WHAT YOU ARE ASKED TO DO – Write out the full set of records exactly. Any pictures in them do not belong in the copy.

## BEGIN EXTRACTED MATERIAL

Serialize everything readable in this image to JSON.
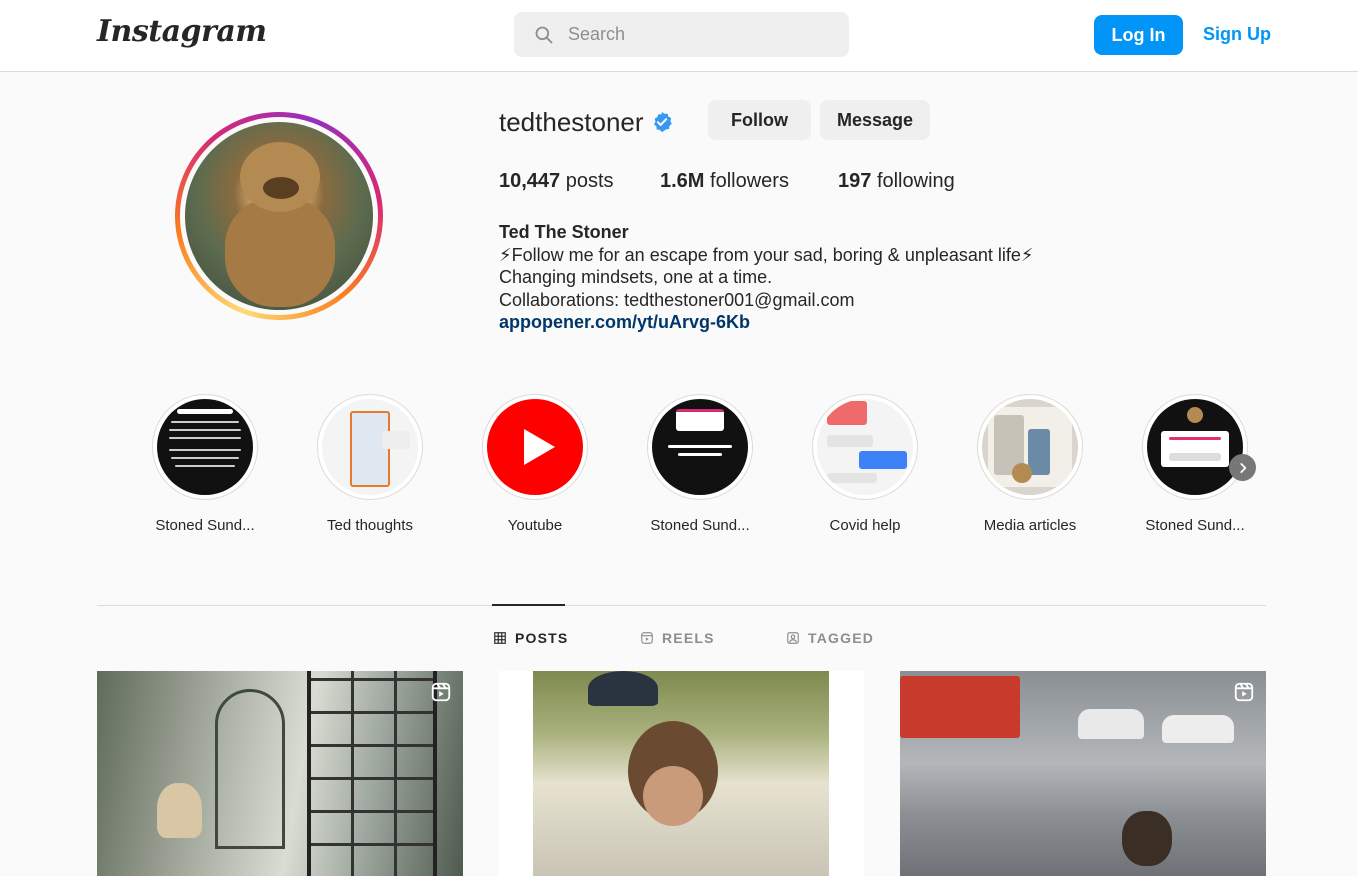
{
  "nav": {
    "logo": "Instagram",
    "search_placeholder": "Search",
    "login_label": "Log In",
    "signup_label": "Sign Up"
  },
  "profile": {
    "username": "tedthestoner",
    "verified": true,
    "follow_label": "Follow",
    "message_label": "Message",
    "stats": {
      "posts_count": "10,447",
      "posts_label": "posts",
      "followers_count": "1.6M",
      "followers_label": "followers",
      "following_count": "197",
      "following_label": "following"
    },
    "full_name": "Ted The Stoner",
    "bio_lines": [
      "⚡Follow me for an escape from your sad, boring & unpleasant life⚡",
      "Changing mindsets, one at a time.",
      "Collaborations: tedthestoner001@gmail.com"
    ],
    "link": "appopener.com/yt/uArvg-6Kb"
  },
  "highlights": [
    {
      "label": "Stoned Sund...",
      "style": "dark"
    },
    {
      "label": "Ted thoughts",
      "style": "light"
    },
    {
      "label": "Youtube",
      "style": "youtube"
    },
    {
      "label": "Stoned Sund...",
      "style": "dark"
    },
    {
      "label": "Covid help",
      "style": "light"
    },
    {
      "label": "Media articles",
      "style": "news"
    },
    {
      "label": "Stoned Sund...",
      "style": "dark"
    }
  ],
  "tabs": [
    {
      "label": "POSTS",
      "icon": "grid-icon",
      "active": true
    },
    {
      "label": "REELS",
      "icon": "reels-icon",
      "active": false
    },
    {
      "label": "TAGGED",
      "icon": "tagged-icon",
      "active": false
    }
  ],
  "posts": [
    {
      "type": "reel"
    },
    {
      "type": "post"
    },
    {
      "type": "reel"
    }
  ],
  "colors": {
    "accent": "#0095f6",
    "link": "#00376b",
    "verified": "#3897f0",
    "youtube": "#ff0000"
  }
}
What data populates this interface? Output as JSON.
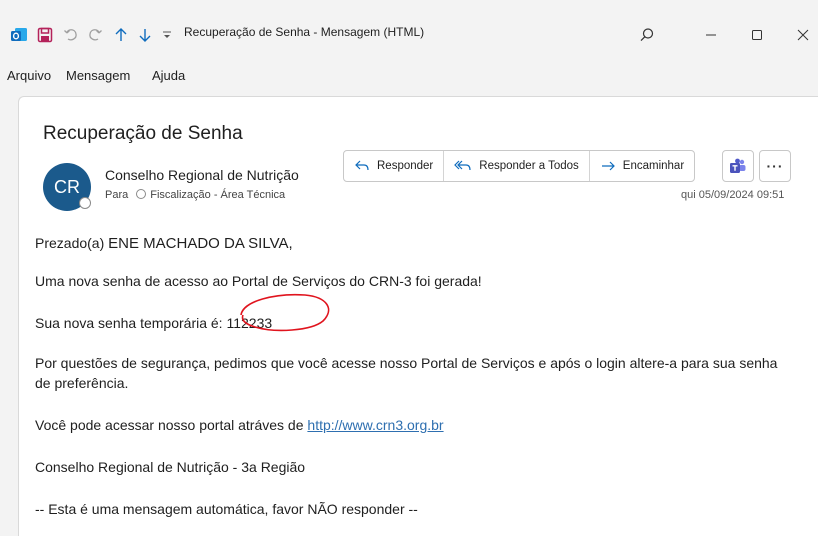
{
  "window": {
    "title": "Recuperação de Senha  -  Mensagem (HTML)",
    "icons": [
      "outlook-icon",
      "save-icon",
      "undo-icon",
      "redo-icon",
      "up-arrow-icon",
      "down-arrow-icon",
      "customize-quick-access-icon",
      "search-icon",
      "minimize-icon",
      "maximize-icon",
      "close-icon"
    ]
  },
  "menu": {
    "items": [
      "Arquivo",
      "Mensagem",
      "Ajuda"
    ]
  },
  "message": {
    "subject": "Recuperação de Senha",
    "avatar_initials": "CR",
    "sender": "Conselho Regional de Nutrição",
    "to_label": "Para",
    "to_recipient": "Fiscalização - Área Técnica",
    "date": "qui 05/09/2024 09:51",
    "actions": {
      "reply": "Responder",
      "reply_all": "Responder a Todos",
      "forward": "Encaminhar"
    }
  },
  "body": {
    "greeting": "Prezado(a) ",
    "recipient_name": "ENE MACHADO DA SILVA,",
    "line1": "Uma nova senha de acesso ao Portal de Serviços do CRN-3 foi gerada!",
    "line2_prefix": "Sua nova senha temporária é: ",
    "password": "112233",
    "line3": "Por questões de segurança, pedimos que você acesse nosso Portal de Serviços e após o login altere-a para sua senha de preferência.",
    "line4_prefix": "Você pode acessar nosso portal atráves de ",
    "link": "http://www.crn3.org.br",
    "line5": "Conselho Regional de Nutrição - 3a Região",
    "line6": "-- Esta é uma mensagem automática, favor NÃO responder --"
  },
  "colors": {
    "avatar": "#1b5a8c",
    "link": "#2e6fb0",
    "annotation": "#e0141e",
    "outlook_brand": "#0f6cbd",
    "save_icon": "#b4225a"
  }
}
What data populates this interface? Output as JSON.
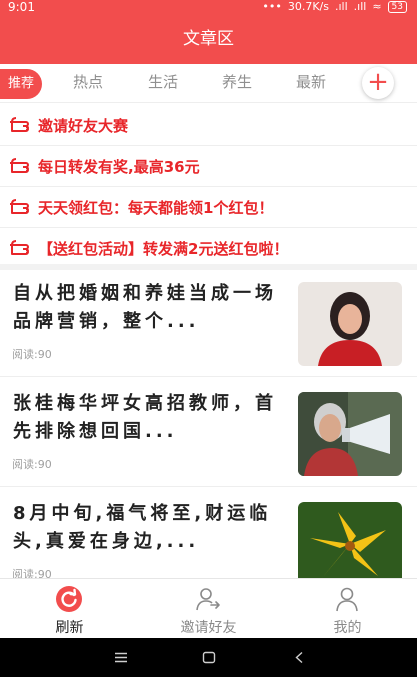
{
  "status": {
    "time": "9:01",
    "network": "30.7K/s",
    "battery": "53"
  },
  "header": {
    "title": "文章区"
  },
  "tabs": [
    {
      "label": "推荐",
      "active": true
    },
    {
      "label": "热点"
    },
    {
      "label": "生活"
    },
    {
      "label": "养生"
    },
    {
      "label": "最新"
    }
  ],
  "notices": [
    {
      "text": "邀请好友大赛"
    },
    {
      "text": "每日转发有奖,最高36元"
    },
    {
      "text": "天天领红包：每天都能领1个红包！"
    },
    {
      "text": "【送红包活动】转发满2元送红包啦！"
    }
  ],
  "articles": [
    {
      "title": "自从把婚姻和养娃当成一场品牌营销，整个...",
      "meta": "阅读:90",
      "thumb": "woman-red-dress-photo"
    },
    {
      "title": "张桂梅华坪女高招教师，首先排除想回国...",
      "meta": "阅读:90",
      "thumb": "woman-megaphone-photo"
    },
    {
      "title": "8月中旬,福气将至,财运临头,真爱在身边,...",
      "meta": "阅读:90",
      "thumb": "yellow-lily-photo"
    }
  ],
  "bottom_nav": [
    {
      "label": "刷新",
      "icon": "refresh-icon",
      "active": true
    },
    {
      "label": "邀请好友",
      "icon": "invite-user-icon"
    },
    {
      "label": "我的",
      "icon": "profile-icon"
    }
  ],
  "colors": {
    "accent": "#f24d4d",
    "notice": "#e8262a"
  }
}
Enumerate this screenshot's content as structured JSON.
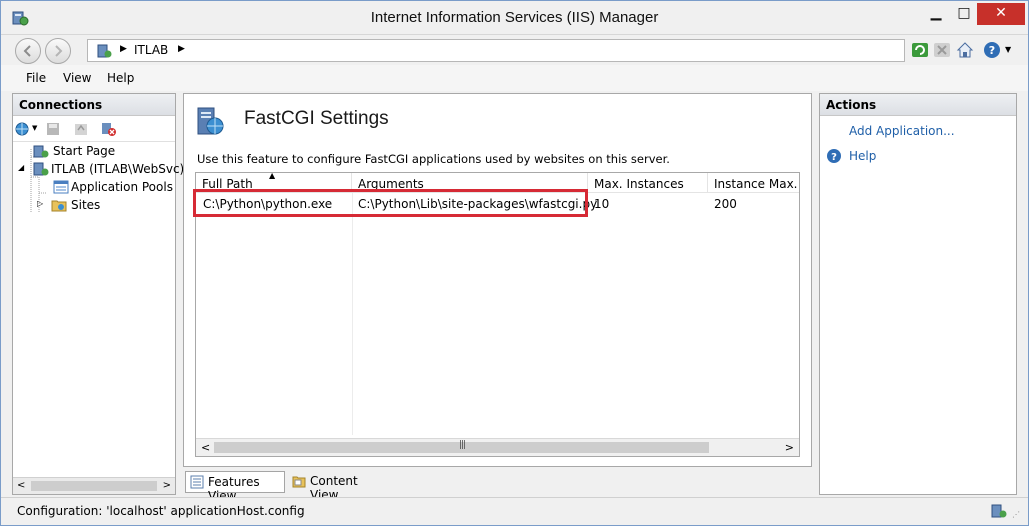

## END EXTRACTED MATERIAL

RESULT OF THIS TASK –
Serialize everything readable in this image to JSON.
{
  "nav": {
    "logo": "Instagram",
    "search_placeholder": "Search",
    "login_label": "Log In",
    "signup_label": "Sign Up"
  },
  "profile": {
    "username": "tedthestoner",
    "verified": true,
    "follow_label": "Follow",
    "message_label": "Message",
    "stats": {
      "posts_count": "10,447",
      "posts_label": "posts",
      "followers_count": "1.6M",
      "followers_label": "followers",
      "following_count": "197",
      "following_label": "following"
    },
    "full_name": "Ted The Stoner",
    "bio_lines": [
      "⚡Follow me for an escape from your sad, boring & unpleasant life⚡",
      "Changing mindsets, one at a time.",
      "Collaborations: tedthestoner001@gmail.com"
    ],
    "link": "appopener.com/yt/uArvg-6Kb"
  },
  "highlights": [
    {
      "label": "Stoned Sund...",
      "style": "dark"
    },
    {
      "label": "Ted thoughts",
      "style": "light"
    },
    {
      "label": "Youtube",
      "style": "youtube"
    },
    {
      "label": "Stoned Sund...",
      "style": "dark"
    },
    {
      "label": "Covid help",
      "style": "light"
    },
    {
      "label": "Media articles",
      "style": "news"
    },
    {
      "label": "Stoned Sund...",
      "style": "dark"
    }
  ],
  "tabs": [
    {
      "label": "POSTS",
      "icon": "grid-icon",
      "active": true
    },
    {
      "label": "REELS",
      "icon": "reels-icon",
      "active": false
    },
    {
      "label": "TAGGED",
      "icon": "tagged-icon",
      "active": false
    }
  ],
  "posts": [
    {
      "type": "reel"
    },
    {
      "type": "post"
    },
    {
      "type": "reel"
    }
  ],
  "colors": {
    "accent": "#0095f6",
    "link": "#00376b",
    "verified": "#3897f0",
    "youtube": "#ff0000"
  }
}
What data populates this interface? Output as JSON.
{
  "window": {
    "title": "Recuperação de Senha  -  Mensagem (HTML)",
    "icons": [
      "outlook-icon",
      "save-icon",
      "undo-icon",
      "redo-icon",
      "up-arrow-icon",
      "down-arrow-icon",
      "customize-quick-access-icon",
      "search-icon",
      "minimize-icon",
      "maximize-icon",
      "close-icon"
    ]
  },
  "menu": {
    "items": [
      "Arquivo",
      "Mensagem",
      "Ajuda"
    ]
  },
  "message": {
    "subject": "Recuperação de Senha",
    "avatar_initials": "CR",
    "sender": "Conselho Regional de Nutrição",
    "to_label": "Para",
    "to_recipient": "Fiscalização - Área Técnica",
    "date": "qui 05/09/2024 09:51",
    "actions": {
      "reply": "Responder",
      "reply_all": "Responder a Todos",
      "forward": "Encaminhar"
    }
  },
  "body": {
    "greeting": "Prezado(a) ",
    "recipient_name": "ENE MACHADO DA SILVA,",
    "line1": "Uma nova senha de acesso ao Portal de Serviços do CRN-3 foi gerada!",
    "line2_prefix": "Sua nova senha temporária é: ",
    "password": "112233",
    "line3": "Por questões de segurança, pedimos que você acesse nosso Portal de Serviços e após o login altere-a para sua senha de preferência.",
    "line4_prefix": "Você pode acessar nosso portal atráves de ",
    "link": "http://www.crn3.org.br",
    "line5": "Conselho Regional de Nutrição - 3a Região",
    "line6": "-- Esta é uma mensagem automática, favor NÃO responder --"
  },
  "colors": {
    "avatar": "#1b5a8c",
    "link": "#2e6fb0",
    "annotation": "#e0141e",
    "outlook_brand": "#0f6cbd",
    "save_icon": "#b4225a"
  }
}
What data populates this interface? Output as JSON.
{
  "status": {
    "time": "9:01",
    "network": "30.7K/s",
    "battery": "53"
  },
  "header": {
    "title": "文章区"
  },
  "tabs": [
    {
      "label": "推荐",
      "active": true
    },
    {
      "label": "热点"
    },
    {
      "label": "生活"
    },
    {
      "label": "养生"
    },
    {
      "label": "最新"
    }
  ],
  "notices": [
    {
      "text": "邀请好友大赛"
    },
    {
      "text": "每日转发有奖,最高36元"
    },
    {
      "text": "天天领红包：每天都能领1个红包！"
    },
    {
      "text": "【送红包活动】转发满2元送红包啦！"
    }
  ],
  "articles": [
    {
      "title": "自从把婚姻和养娃当成一场品牌营销，整个...",
      "meta": "阅读:90",
      "thumb": "woman-red-dress-photo"
    },
    {
      "title": "张桂梅华坪女高招教师，首先排除想回国...",
      "meta": "阅读:90",
      "thumb": "woman-megaphone-photo"
    },
    {
      "title": "8月中旬,福气将至,财运临头,真爱在身边,...",
      "meta": "阅读:90",
      "thumb": "yellow-lily-photo"
    }
  ],
  "bottom_nav": [
    {
      "label": "刷新",
      "icon": "refresh-icon",
      "active": true
    },
    {
      "label": "邀请好友",
      "icon": "invite-user-icon"
    },
    {
      "label": "我的",
      "icon": "profile-icon"
    }
  ],
  "colors": {
    "accent": "#f24d4d",
    "notice": "#e8262a"
  }
}
Enumerate this screenshot's content as structured JSON.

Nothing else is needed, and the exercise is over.